Given task — Copy every line of the records below where the word "three" occurs.

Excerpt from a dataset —
— Start —

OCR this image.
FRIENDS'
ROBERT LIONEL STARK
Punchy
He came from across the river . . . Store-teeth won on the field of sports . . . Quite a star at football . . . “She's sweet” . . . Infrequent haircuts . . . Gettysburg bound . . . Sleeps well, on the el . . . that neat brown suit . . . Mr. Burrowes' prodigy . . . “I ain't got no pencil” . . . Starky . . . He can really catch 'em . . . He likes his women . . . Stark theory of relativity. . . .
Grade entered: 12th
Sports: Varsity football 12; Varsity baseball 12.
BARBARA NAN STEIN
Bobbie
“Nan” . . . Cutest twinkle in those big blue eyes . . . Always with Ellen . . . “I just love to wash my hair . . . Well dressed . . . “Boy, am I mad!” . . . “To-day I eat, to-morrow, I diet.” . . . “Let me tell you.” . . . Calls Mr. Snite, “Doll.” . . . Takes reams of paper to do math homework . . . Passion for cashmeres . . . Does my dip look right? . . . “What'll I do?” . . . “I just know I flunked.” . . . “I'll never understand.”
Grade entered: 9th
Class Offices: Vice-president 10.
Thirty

— End —
— Start —

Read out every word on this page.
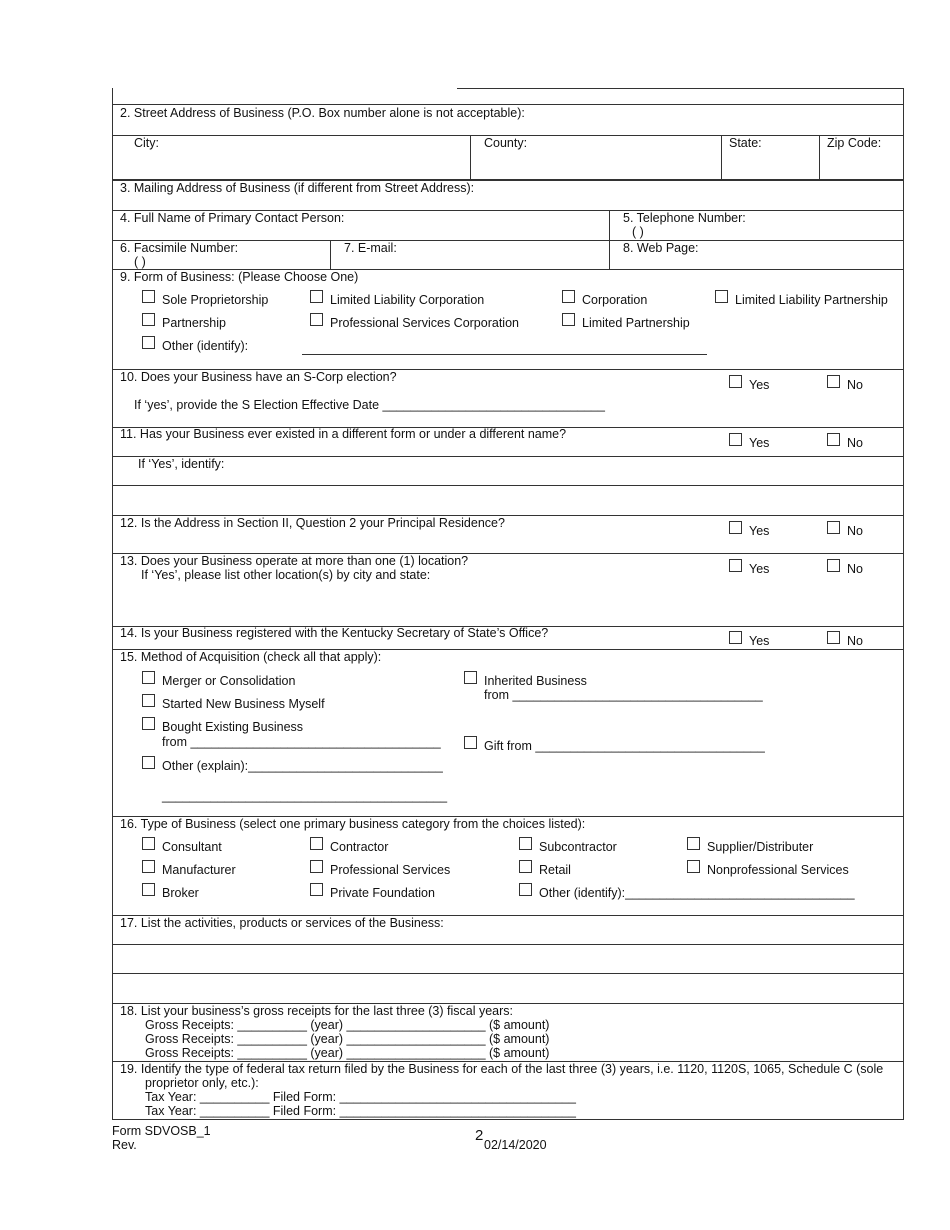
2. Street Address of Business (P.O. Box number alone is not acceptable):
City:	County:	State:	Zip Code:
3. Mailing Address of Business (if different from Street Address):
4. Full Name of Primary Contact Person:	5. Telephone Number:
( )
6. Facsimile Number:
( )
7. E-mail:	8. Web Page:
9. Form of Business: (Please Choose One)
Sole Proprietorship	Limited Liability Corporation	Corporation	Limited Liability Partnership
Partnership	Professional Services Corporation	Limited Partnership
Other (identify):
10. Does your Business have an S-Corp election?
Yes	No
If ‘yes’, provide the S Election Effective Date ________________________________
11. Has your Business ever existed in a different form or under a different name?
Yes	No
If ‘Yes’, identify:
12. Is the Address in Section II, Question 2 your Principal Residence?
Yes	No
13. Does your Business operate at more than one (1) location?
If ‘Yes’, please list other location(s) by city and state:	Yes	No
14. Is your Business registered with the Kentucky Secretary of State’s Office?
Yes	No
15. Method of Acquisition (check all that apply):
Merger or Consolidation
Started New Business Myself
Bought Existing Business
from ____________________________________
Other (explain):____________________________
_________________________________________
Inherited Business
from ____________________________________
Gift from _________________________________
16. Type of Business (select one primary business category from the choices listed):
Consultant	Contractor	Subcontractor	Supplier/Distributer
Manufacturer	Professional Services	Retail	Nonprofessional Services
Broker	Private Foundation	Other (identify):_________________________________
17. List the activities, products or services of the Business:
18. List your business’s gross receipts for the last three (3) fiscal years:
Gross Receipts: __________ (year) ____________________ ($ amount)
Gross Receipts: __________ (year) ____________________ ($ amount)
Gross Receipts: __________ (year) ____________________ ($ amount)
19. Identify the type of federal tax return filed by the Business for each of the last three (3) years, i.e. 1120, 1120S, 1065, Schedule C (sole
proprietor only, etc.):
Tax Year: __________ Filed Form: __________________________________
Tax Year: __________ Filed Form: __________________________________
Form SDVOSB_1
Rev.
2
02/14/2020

— End —

Task response —
18. List your business’s gross receipts for the last three (3) fiscal years:
19. Identify the type of federal tax return filed by the Business for each of the last three (3) years, i.e. 1120, 1120S, 1065, Schedule C (sole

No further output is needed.